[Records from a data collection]
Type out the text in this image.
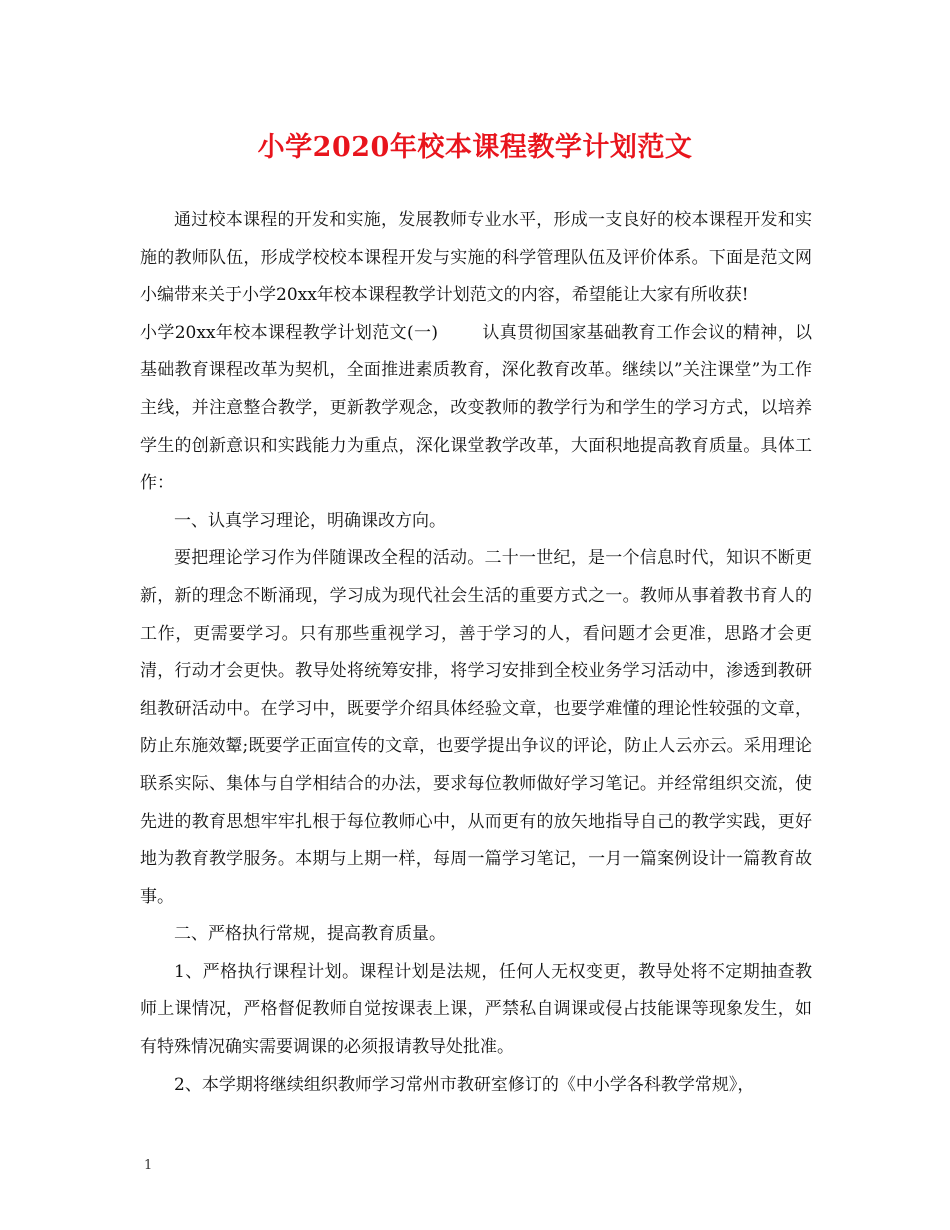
小学2020年校本课程教学计划范文

通过校本课程的开发和实施，发展教师专业水平，形成一支良好的校本课程开发和实施的教师队伍，形成学校校本课程开发与实施的科学管理队伍及评价体系。下面是范文网小编带来关于小学20xx年校本课程教学计划范文的内容，希望能让大家有所收获!

小学20xx年校本课程教学计划范文(一)	认真贯彻国家基础教育工作会议的精神，以基础教育课程改革为契机，全面推进素质教育，深化教育改革。继续以”关注课堂”为工作主线，并注意整合教学，更新教学观念，改变教师的教学行为和学生的学习方式，以培养学生的创新意识和实践能力为重点，深化课堂教学改革，大面积地提高教育质量。具体工作：

一、认真学习理论，明确课改方向。

要把理论学习作为伴随课改全程的活动。二十一世纪，是一个信息时代，知识不断更新，新的理念不断涌现，学习成为现代社会生活的重要方式之一。教师从事着教书育人的工作，更需要学习。只有那些重视学习，善于学习的人，看问题才会更准，思路才会更清，行动才会更快。教导处将统筹安排，将学习安排到全校业务学习活动中，渗透到教研组教研活动中。在学习中，既要学介绍具体经验文章，也要学难懂的理论性较强的文章，防止东施效颦;既要学正面宣传的文章，也要学提出争议的评论，防止人云亦云。采用理论联系实际、集体与自学相结合的办法，要求每位教师做好学习笔记。并经常组织交流，使先进的教育思想牢牢扎根于每位教师心中，从而更有的放矢地指导自己的教学实践，更好地为教育教学服务。本期与上期一样，每周一篇学习笔记，一月一篇案例设计一篇教育故事。

二、严格执行常规，提高教育质量。

1、严格执行课程计划。课程计划是法规，任何人无权变更，教导处将不定期抽查教师上课情况，严格督促教师自觉按课表上课，严禁私自调课或侵占技能课等现象发生，如有特殊情况确实需要调课的必须报请教导处批准。

2、本学期将继续组织教师学习常州市教研室修订的《中小学各科教学常规》，

1
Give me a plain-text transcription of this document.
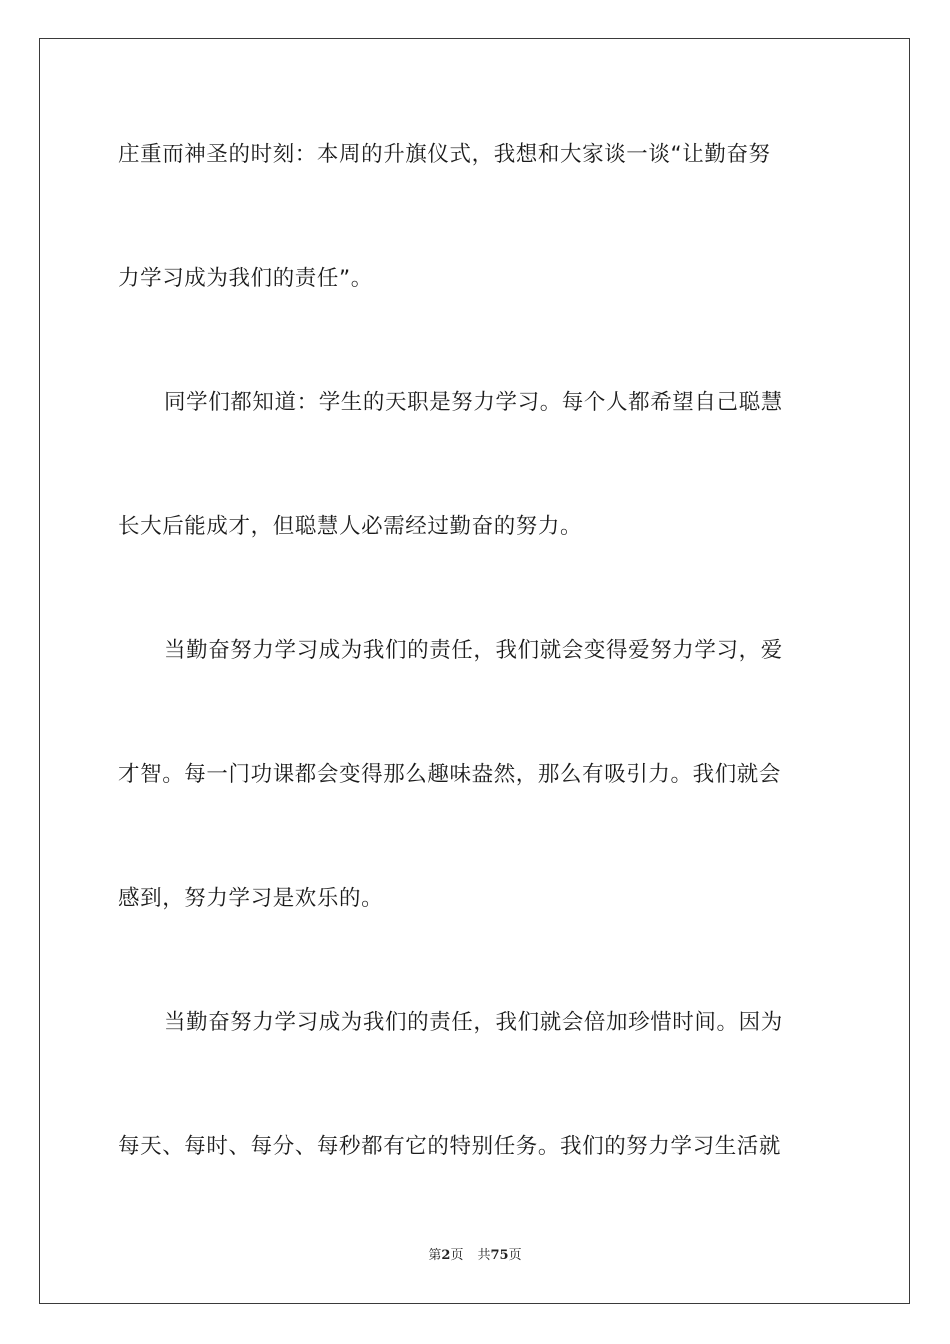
庄重而神圣的时刻：本周的升旗仪式，我想和大家谈一谈“让勤奋努
力学习成为我们的责任”。
同学们都知道：学生的天职是努力学习。每个人都希望自己聪慧
长大后能成才，但聪慧人必需经过勤奋的努力。
当勤奋努力学习成为我们的责任，我们就会变得爱努力学习，爱
才智。每一门功课都会变得那么趣味盎然，那么有吸引力。我们就会
感到，努力学习是欢乐的。
当勤奋努力学习成为我们的责任，我们就会倍加珍惜时间。因为
每天、每时、每分、每秒都有它的特别任务。我们的努力学习生活就
第2页 共75页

### Task details
Copy every line of the listing where the word "this" appears.

### Output of the exercise
Type out the text in this image.
Give me a plain-text transcription of this document.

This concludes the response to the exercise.